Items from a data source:
::::
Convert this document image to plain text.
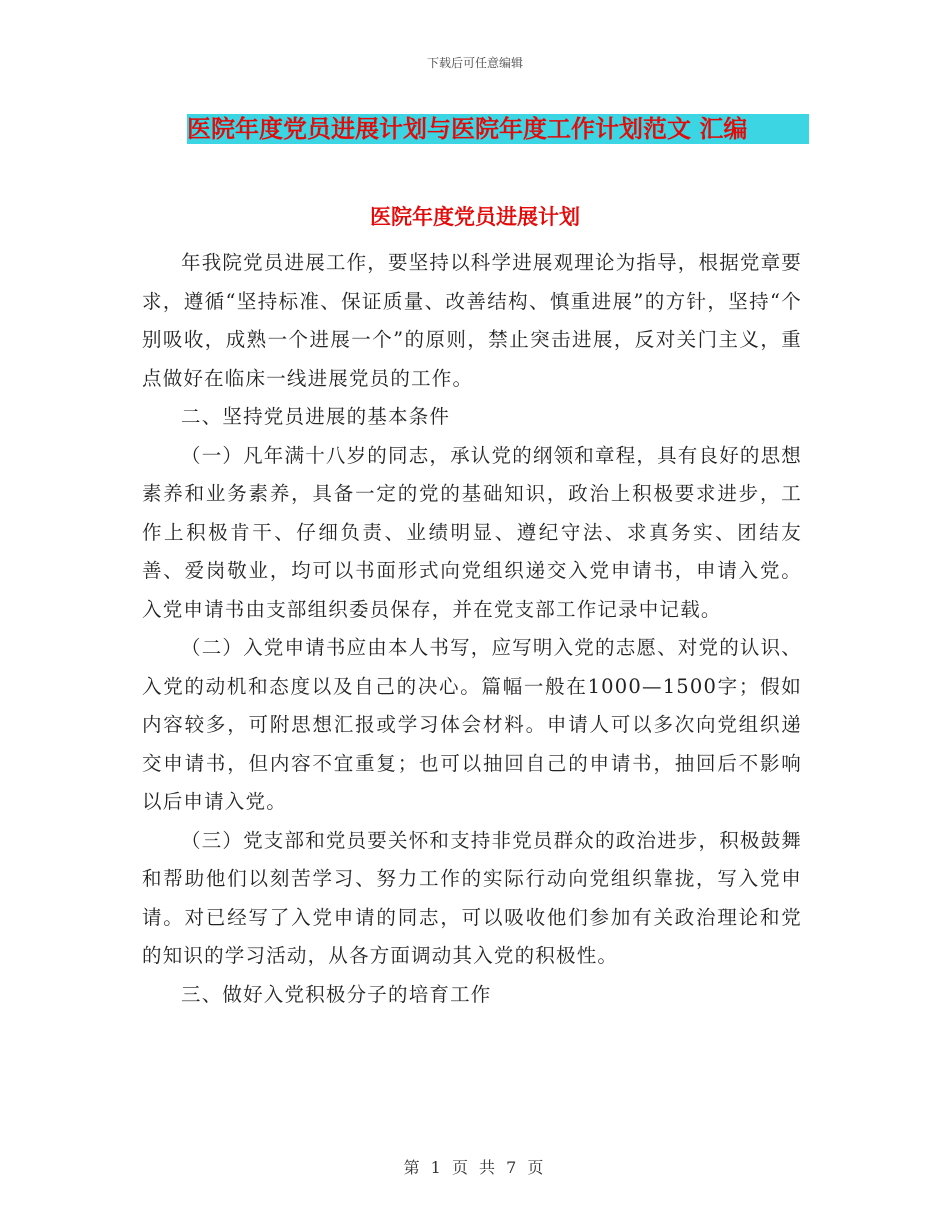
下载后可任意编辑
医院年度党员进展计划与医院年度工作计划范文 汇编
医院年度党员进展计划

年我院党员进展工作，要坚持以科学进展观理论为指导，根据党章要求，遵循“坚持标准、保证质量、改善结构、慎重进展”的方针，坚持“个别吸收，成熟一个进展一个”的原则，禁止突击进展，反对关门主义，重点做好在临床一线进展党员的工作。

二、坚持党员进展的基本条件

（一）凡年满十八岁的同志，承认党的纲领和章程，具有良好的思想素养和业务素养，具备一定的党的基础知识，政治上积极要求进步，工作上积极肯干、仔细负责、业绩明显、遵纪守法、求真务实、团结友善、爱岗敬业，均可以书面形式向党组织递交入党申请书，申请入党。入党申请书由支部组织委员保存，并在党支部工作记录中记载。

（二）入党申请书应由本人书写，应写明入党的志愿、对党的认识、入党的动机和态度以及自己的决心。篇幅一般在1000—1500字；假如内容较多，可附思想汇报或学习体会材料。申请人可以多次向党组织递交申请书，但内容不宜重复；也可以抽回自己的申请书，抽回后不影响以后申请入党。

（三）党支部和党员要关怀和支持非党员群众的政治进步，积极鼓舞和帮助他们以刻苦学习、努力工作的实际行动向党组织靠拢，写入党申请。对已经写了入党申请的同志，可以吸收他们参加有关政治理论和党的知识的学习活动，从各方面调动其入党的积极性。

三、做好入党积极分子的培育工作

第 1 页 共 7 页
::::
To do
Each entry should be repeated exactly as it appears; the pictures stay out.

Finished answer
Convert this document image to plain text.
下载后可任意编辑
医院年度党员进展计划与医院年度工作计划范文 汇编
医院年度党员进展计划

年我院党员进展工作，要坚持以科学进展观理论为指导，根据党章要求，遵循“坚持标准、保证质量、改善结构、慎重进展”的方针，坚持“个别吸收，成熟一个进展一个”的原则，禁止突击进展，反对关门主义，重点做好在临床一线进展党员的工作。

二、坚持党员进展的基本条件

（一）凡年满十八岁的同志，承认党的纲领和章程，具有良好的思想素养和业务素养，具备一定的党的基础知识，政治上积极要求进步，工作上积极肯干、仔细负责、业绩明显、遵纪守法、求真务实、团结友善、爱岗敬业，均可以书面形式向党组织递交入党申请书，申请入党。入党申请书由支部组织委员保存，并在党支部工作记录中记载。

（二）入党申请书应由本人书写，应写明入党的志愿、对党的认识、入党的动机和态度以及自己的决心。篇幅一般在1000—1500字；假如内容较多，可附思想汇报或学习体会材料。申请人可以多次向党组织递交申请书，但内容不宜重复；也可以抽回自己的申请书，抽回后不影响以后申请入党。

（三）党支部和党员要关怀和支持非党员群众的政治进步，积极鼓舞和帮助他们以刻苦学习、努力工作的实际行动向党组织靠拢，写入党申请。对已经写了入党申请的同志，可以吸收他们参加有关政治理论和党的知识的学习活动，从各方面调动其入党的积极性。

三、做好入党积极分子的培育工作

第 1 页 共 7 页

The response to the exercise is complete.